(Exercise brief) Make an exact copy of each entry, leaving out every picture.
##### The input #####
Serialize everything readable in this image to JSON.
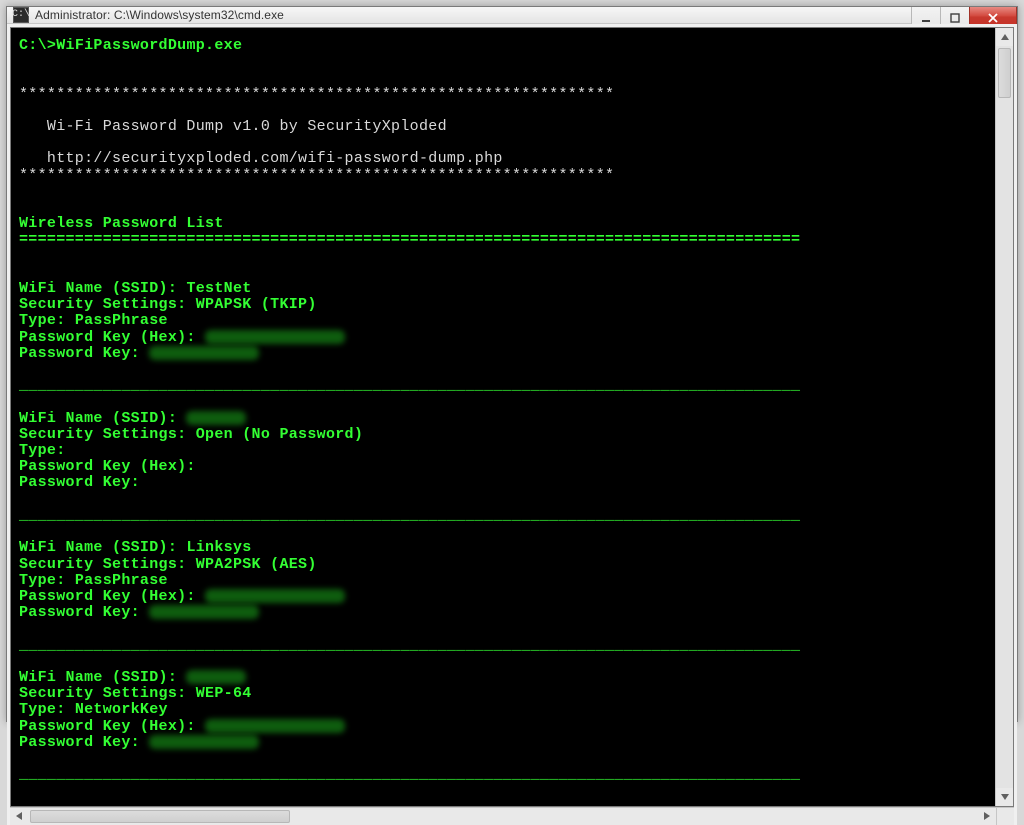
{
  "window": {
    "title": "Administrator: C:\\Windows\\system32\\cmd.exe",
    "iconText": "C:\\"
  },
  "cmd": {
    "prompt": "C:\\>",
    "command": "WiFiPasswordDump.exe"
  },
  "banner": {
    "stars": "****************************************************************",
    "prog": "   Wi-Fi Password Dump v1.0 by SecurityXploded",
    "url": "   http://securityxploded.com/wifi-password-dump.php"
  },
  "section": {
    "heading": "Wireless Password List",
    "rule": "====================================================================================",
    "dashes": "____________________________________________________________________________________"
  },
  "labels": {
    "ssid": "WiFi Name (SSID): ",
    "sec": "Security Settings: ",
    "type": "Type: ",
    "hex": "Password Key (Hex): ",
    "key": "Password Key: "
  },
  "entries": [
    {
      "ssid": "TestNet",
      "sec": "WPAPSK (TKIP)",
      "type": "PassPhrase",
      "hexMasked": true,
      "keyMasked": true
    },
    {
      "ssidMasked": true,
      "sec": "Open (No Password)",
      "type": "",
      "hexMasked": false,
      "keyMasked": false
    },
    {
      "ssid": "Linksys",
      "sec": "WPA2PSK (AES)",
      "type": "PassPhrase",
      "hexMasked": true,
      "keyMasked": true
    },
    {
      "ssidMasked": true,
      "sec": "WEP-64",
      "type": "NetworkKey",
      "hexMasked": true,
      "keyMasked": true
    }
  ]
}
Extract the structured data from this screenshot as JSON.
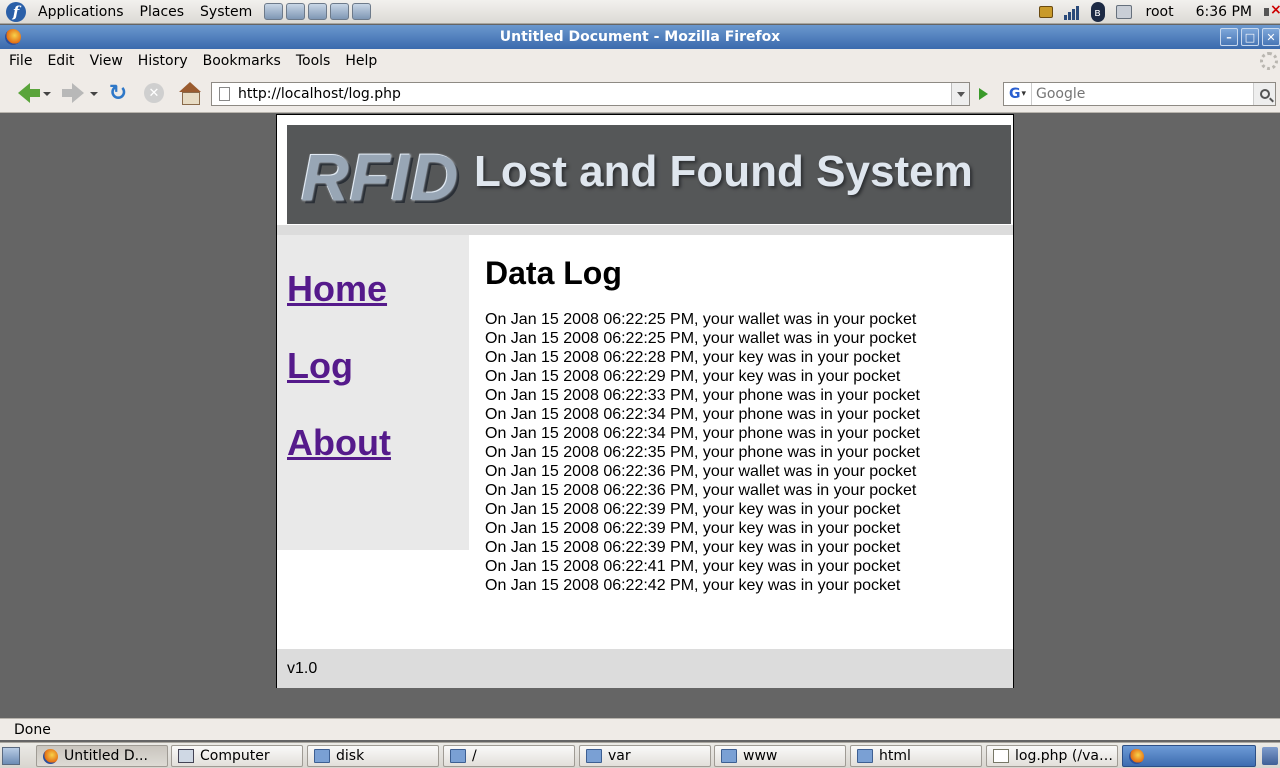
{
  "top_panel": {
    "menus": [
      "Applications",
      "Places",
      "System"
    ],
    "user": "root",
    "clock": "6:36 PM",
    "bluetooth_glyph": "ʙ"
  },
  "window": {
    "title": "Untitled Document - Mozilla Firefox",
    "controls": {
      "minimize": "–",
      "maximize": "□",
      "close": "✕"
    }
  },
  "menubar": {
    "items": [
      {
        "label": "File"
      },
      {
        "label": "Edit"
      },
      {
        "label": "View"
      },
      {
        "label": "History"
      },
      {
        "label": "Bookmarks"
      },
      {
        "label": "Tools"
      },
      {
        "label": "Help"
      }
    ]
  },
  "navbar": {
    "url": "http://localhost/log.php",
    "search_placeholder": "Google",
    "search_engine_glyph": "G",
    "reload_glyph": "↻",
    "stop_glyph": "✕"
  },
  "page": {
    "banner_logo": "RFID",
    "banner_title": "Lost and Found System",
    "nav": [
      "Home",
      "Log",
      "About"
    ],
    "heading": "Data Log",
    "log_entries": [
      "On Jan 15 2008 06:22:25 PM, your wallet was in your pocket",
      "On Jan 15 2008 06:22:25 PM, your wallet was in your pocket",
      "On Jan 15 2008 06:22:28 PM, your key was in your pocket",
      "On Jan 15 2008 06:22:29 PM, your key was in your pocket",
      "On Jan 15 2008 06:22:33 PM, your phone was in your pocket",
      "On Jan 15 2008 06:22:34 PM, your phone was in your pocket",
      "On Jan 15 2008 06:22:34 PM, your phone was in your pocket",
      "On Jan 15 2008 06:22:35 PM, your phone was in your pocket",
      "On Jan 15 2008 06:22:36 PM, your wallet was in your pocket",
      "On Jan 15 2008 06:22:36 PM, your wallet was in your pocket",
      "On Jan 15 2008 06:22:39 PM, your key was in your pocket",
      "On Jan 15 2008 06:22:39 PM, your key was in your pocket",
      "On Jan 15 2008 06:22:39 PM, your key was in your pocket",
      "On Jan 15 2008 06:22:41 PM, your key was in your pocket",
      "On Jan 15 2008 06:22:42 PM, your key was in your pocket"
    ],
    "footer": "v1.0"
  },
  "statusbar": {
    "text": "Done"
  },
  "taskbar": {
    "tasks": [
      {
        "label": "Untitled D...",
        "icon": "firefox-icon"
      },
      {
        "label": "Computer",
        "icon": "computer-icon"
      },
      {
        "label": "disk",
        "icon": "folder-icon"
      },
      {
        "label": "/",
        "icon": "folder-icon"
      },
      {
        "label": "var",
        "icon": "folder-icon"
      },
      {
        "label": "www",
        "icon": "folder-icon"
      },
      {
        "label": "html",
        "icon": "folder-icon"
      },
      {
        "label": "log.php (/var/...",
        "icon": "text-editor-icon"
      },
      {
        "label": "",
        "icon": "firefox-icon"
      }
    ]
  }
}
#####
(Exercise output)
Serialize everything readable in this image to JSON.
{
  "window": {
    "title": "Administrator: C:\\Windows\\system32\\cmd.exe",
    "iconText": "C:\\"
  },
  "cmd": {
    "prompt": "C:\\>",
    "command": "WiFiPasswordDump.exe"
  },
  "banner": {
    "stars": "****************************************************************",
    "prog": "   Wi-Fi Password Dump v1.0 by SecurityXploded",
    "url": "   http://securityxploded.com/wifi-password-dump.php"
  },
  "section": {
    "heading": "Wireless Password List",
    "rule": "====================================================================================",
    "dashes": "____________________________________________________________________________________"
  },
  "labels": {
    "ssid": "WiFi Name (SSID): ",
    "sec": "Security Settings: ",
    "type": "Type: ",
    "hex": "Password Key (Hex): ",
    "key": "Password Key: "
  },
  "entries": [
    {
      "ssid": "TestNet",
      "sec": "WPAPSK (TKIP)",
      "type": "PassPhrase",
      "hexMasked": true,
      "keyMasked": true
    },
    {
      "ssidMasked": true,
      "sec": "Open (No Password)",
      "type": "",
      "hexMasked": false,
      "keyMasked": false
    },
    {
      "ssid": "Linksys",
      "sec": "WPA2PSK (AES)",
      "type": "PassPhrase",
      "hexMasked": true,
      "keyMasked": true
    },
    {
      "ssidMasked": true,
      "sec": "WEP-64",
      "type": "NetworkKey",
      "hexMasked": true,
      "keyMasked": true
    }
  ]
}
Extract the structured data from this screenshot as JSON.
{
  "top_panel": {
    "menus": [
      "Applications",
      "Places",
      "System"
    ],
    "user": "root",
    "clock": "6:36 PM",
    "bluetooth_glyph": "ʙ"
  },
  "window": {
    "title": "Untitled Document - Mozilla Firefox",
    "controls": {
      "minimize": "–",
      "maximize": "□",
      "close": "✕"
    }
  },
  "menubar": {
    "items": [
      {
        "label": "File"
      },
      {
        "label": "Edit"
      },
      {
        "label": "View"
      },
      {
        "label": "History"
      },
      {
        "label": "Bookmarks"
      },
      {
        "label": "Tools"
      },
      {
        "label": "Help"
      }
    ]
  },
  "navbar": {
    "url": "http://localhost/log.php",
    "search_placeholder": "Google",
    "search_engine_glyph": "G",
    "reload_glyph": "↻",
    "stop_glyph": "✕"
  },
  "page": {
    "banner_logo": "RFID",
    "banner_title": "Lost and Found System",
    "nav": [
      "Home",
      "Log",
      "About"
    ],
    "heading": "Data Log",
    "log_entries": [
      "On Jan 15 2008 06:22:25 PM, your wallet was in your pocket",
      "On Jan 15 2008 06:22:25 PM, your wallet was in your pocket",
      "On Jan 15 2008 06:22:28 PM, your key was in your pocket",
      "On Jan 15 2008 06:22:29 PM, your key was in your pocket",
      "On Jan 15 2008 06:22:33 PM, your phone was in your pocket",
      "On Jan 15 2008 06:22:34 PM, your phone was in your pocket",
      "On Jan 15 2008 06:22:34 PM, your phone was in your pocket",
      "On Jan 15 2008 06:22:35 PM, your phone was in your pocket",
      "On Jan 15 2008 06:22:36 PM, your wallet was in your pocket",
      "On Jan 15 2008 06:22:36 PM, your wallet was in your pocket",
      "On Jan 15 2008 06:22:39 PM, your key was in your pocket",
      "On Jan 15 2008 06:22:39 PM, your key was in your pocket",
      "On Jan 15 2008 06:22:39 PM, your key was in your pocket",
      "On Jan 15 2008 06:22:41 PM, your key was in your pocket",
      "On Jan 15 2008 06:22:42 PM, your key was in your pocket"
    ],
    "footer": "v1.0"
  },
  "statusbar": {
    "text": "Done"
  },
  "taskbar": {
    "tasks": [
      {
        "label": "Untitled D...",
        "icon": "firefox-icon"
      },
      {
        "label": "Computer",
        "icon": "computer-icon"
      },
      {
        "label": "disk",
        "icon": "folder-icon"
      },
      {
        "label": "/",
        "icon": "folder-icon"
      },
      {
        "label": "var",
        "icon": "folder-icon"
      },
      {
        "label": "www",
        "icon": "folder-icon"
      },
      {
        "label": "html",
        "icon": "folder-icon"
      },
      {
        "label": "log.php (/var/...",
        "icon": "text-editor-icon"
      },
      {
        "label": "",
        "icon": "firefox-icon"
      }
    ]
  }
}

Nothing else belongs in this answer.